__WORK TO DO__: In your copy, reproduce the entries exactly as they are, minus the images.

+---+

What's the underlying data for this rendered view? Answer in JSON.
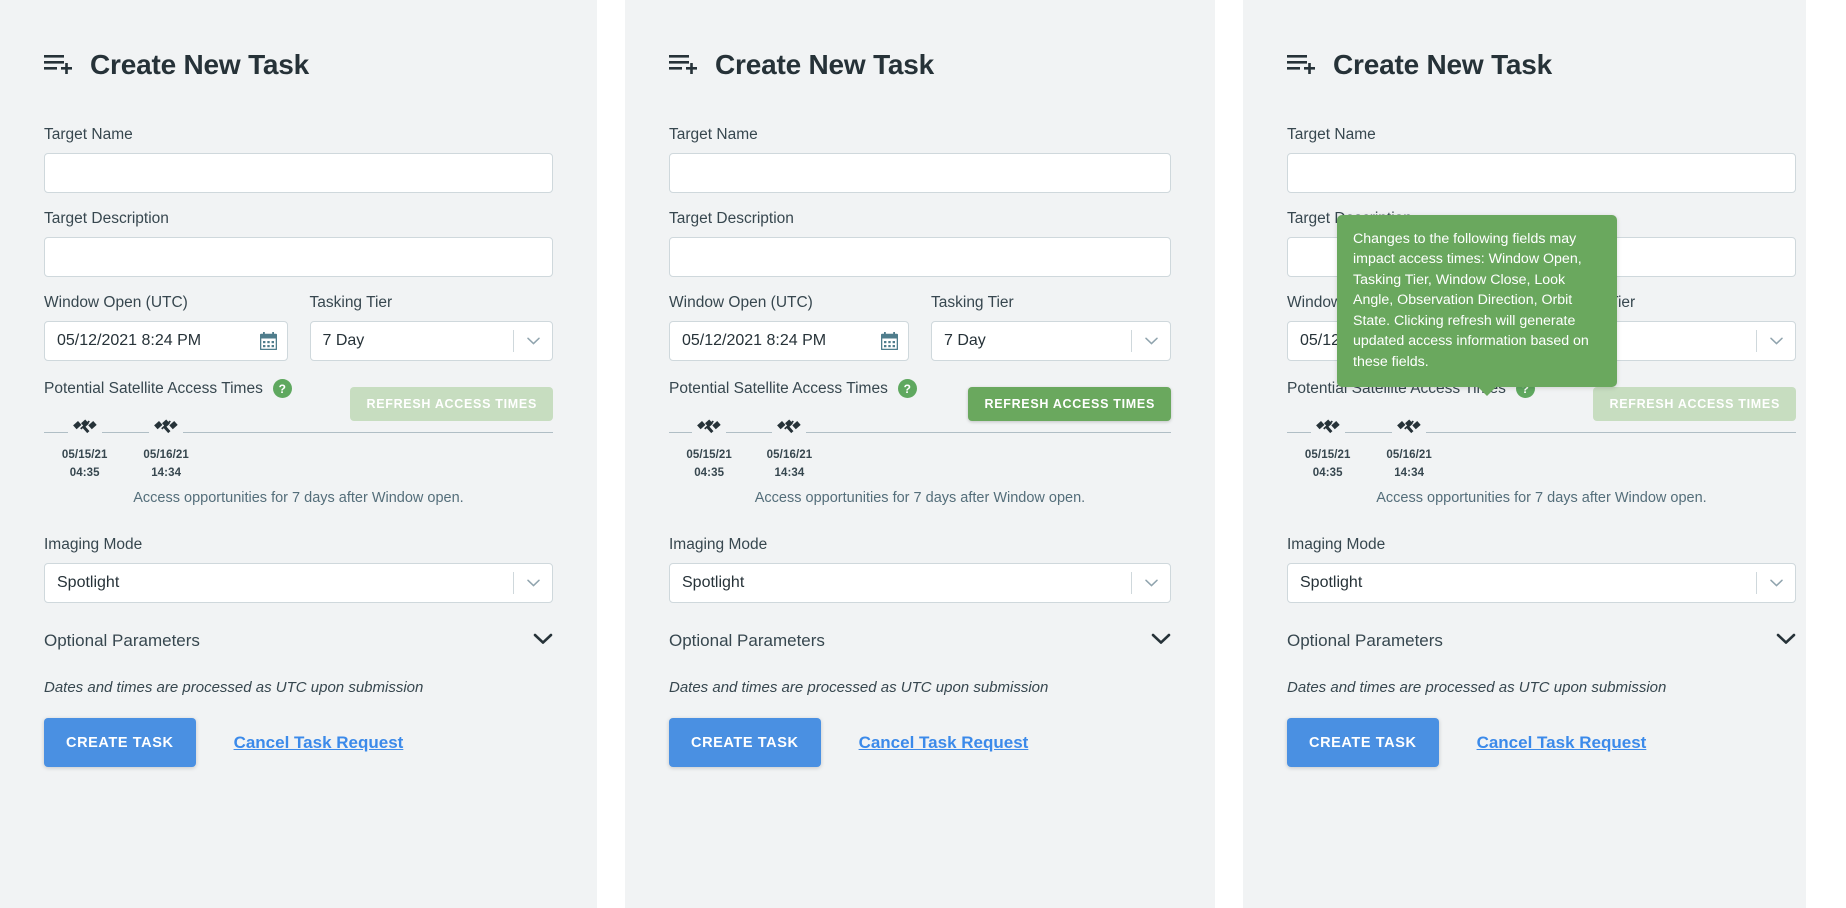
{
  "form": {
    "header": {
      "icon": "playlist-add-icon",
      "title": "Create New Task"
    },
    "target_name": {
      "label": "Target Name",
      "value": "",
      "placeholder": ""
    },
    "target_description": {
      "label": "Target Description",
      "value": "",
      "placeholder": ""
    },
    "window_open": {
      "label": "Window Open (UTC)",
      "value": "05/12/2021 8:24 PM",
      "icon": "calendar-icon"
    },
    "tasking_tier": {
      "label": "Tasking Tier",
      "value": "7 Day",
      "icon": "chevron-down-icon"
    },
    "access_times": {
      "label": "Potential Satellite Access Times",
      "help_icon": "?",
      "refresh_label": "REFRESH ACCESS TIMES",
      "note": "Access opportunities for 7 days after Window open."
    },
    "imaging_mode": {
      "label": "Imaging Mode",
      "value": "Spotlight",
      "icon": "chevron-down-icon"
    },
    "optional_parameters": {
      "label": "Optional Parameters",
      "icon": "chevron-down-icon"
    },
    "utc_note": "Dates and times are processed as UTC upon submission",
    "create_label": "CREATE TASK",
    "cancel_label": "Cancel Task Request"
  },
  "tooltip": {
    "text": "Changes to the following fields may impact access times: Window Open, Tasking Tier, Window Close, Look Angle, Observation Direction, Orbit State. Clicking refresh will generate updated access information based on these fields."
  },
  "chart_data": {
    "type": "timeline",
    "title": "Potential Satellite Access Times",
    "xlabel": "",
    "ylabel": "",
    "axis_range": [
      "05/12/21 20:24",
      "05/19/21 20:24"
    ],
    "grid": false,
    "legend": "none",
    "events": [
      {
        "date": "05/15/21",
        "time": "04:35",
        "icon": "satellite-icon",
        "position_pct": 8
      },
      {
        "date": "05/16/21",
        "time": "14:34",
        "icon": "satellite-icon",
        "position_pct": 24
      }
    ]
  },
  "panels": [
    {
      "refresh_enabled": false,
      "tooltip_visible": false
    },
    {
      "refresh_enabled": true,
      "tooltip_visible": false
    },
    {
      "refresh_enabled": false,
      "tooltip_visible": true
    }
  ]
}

+---+

__ANSWER TO THE PROBLEM__:
What's the underlying data for this rendered view? Answer in JSON.
{
  "form": {
    "header": {
      "icon": "playlist-add-icon",
      "title": "Create New Task"
    },
    "target_name": {
      "label": "Target Name",
      "value": "",
      "placeholder": ""
    },
    "target_description": {
      "label": "Target Description",
      "value": "",
      "placeholder": ""
    },
    "window_open": {
      "label": "Window Open (UTC)",
      "value": "05/12/2021 8:24 PM",
      "icon": "calendar-icon"
    },
    "tasking_tier": {
      "label": "Tasking Tier",
      "value": "7 Day",
      "icon": "chevron-down-icon"
    },
    "access_times": {
      "label": "Potential Satellite Access Times",
      "help_icon": "?",
      "refresh_label": "REFRESH ACCESS TIMES",
      "note": "Access opportunities for 7 days after Window open."
    },
    "imaging_mode": {
      "label": "Imaging Mode",
      "value": "Spotlight",
      "icon": "chevron-down-icon"
    },
    "optional_parameters": {
      "label": "Optional Parameters",
      "icon": "chevron-down-icon"
    },
    "utc_note": "Dates and times are processed as UTC upon submission",
    "create_label": "CREATE TASK",
    "cancel_label": "Cancel Task Request"
  },
  "tooltip": {
    "text": "Changes to the following fields may impact access times: Window Open, Tasking Tier, Window Close, Look Angle, Observation Direction, Orbit State. Clicking refresh will generate updated access information based on these fields."
  },
  "chart_data": {
    "type": "timeline",
    "title": "Potential Satellite Access Times",
    "xlabel": "",
    "ylabel": "",
    "axis_range": [
      "05/12/21 20:24",
      "05/19/21 20:24"
    ],
    "grid": false,
    "legend": "none",
    "events": [
      {
        "date": "05/15/21",
        "time": "04:35",
        "icon": "satellite-icon",
        "position_pct": 8
      },
      {
        "date": "05/16/21",
        "time": "14:34",
        "icon": "satellite-icon",
        "position_pct": 24
      }
    ]
  },
  "panels": [
    {
      "refresh_enabled": false,
      "tooltip_visible": false
    },
    {
      "refresh_enabled": true,
      "tooltip_visible": false
    },
    {
      "refresh_enabled": false,
      "tooltip_visible": true
    }
  ]
}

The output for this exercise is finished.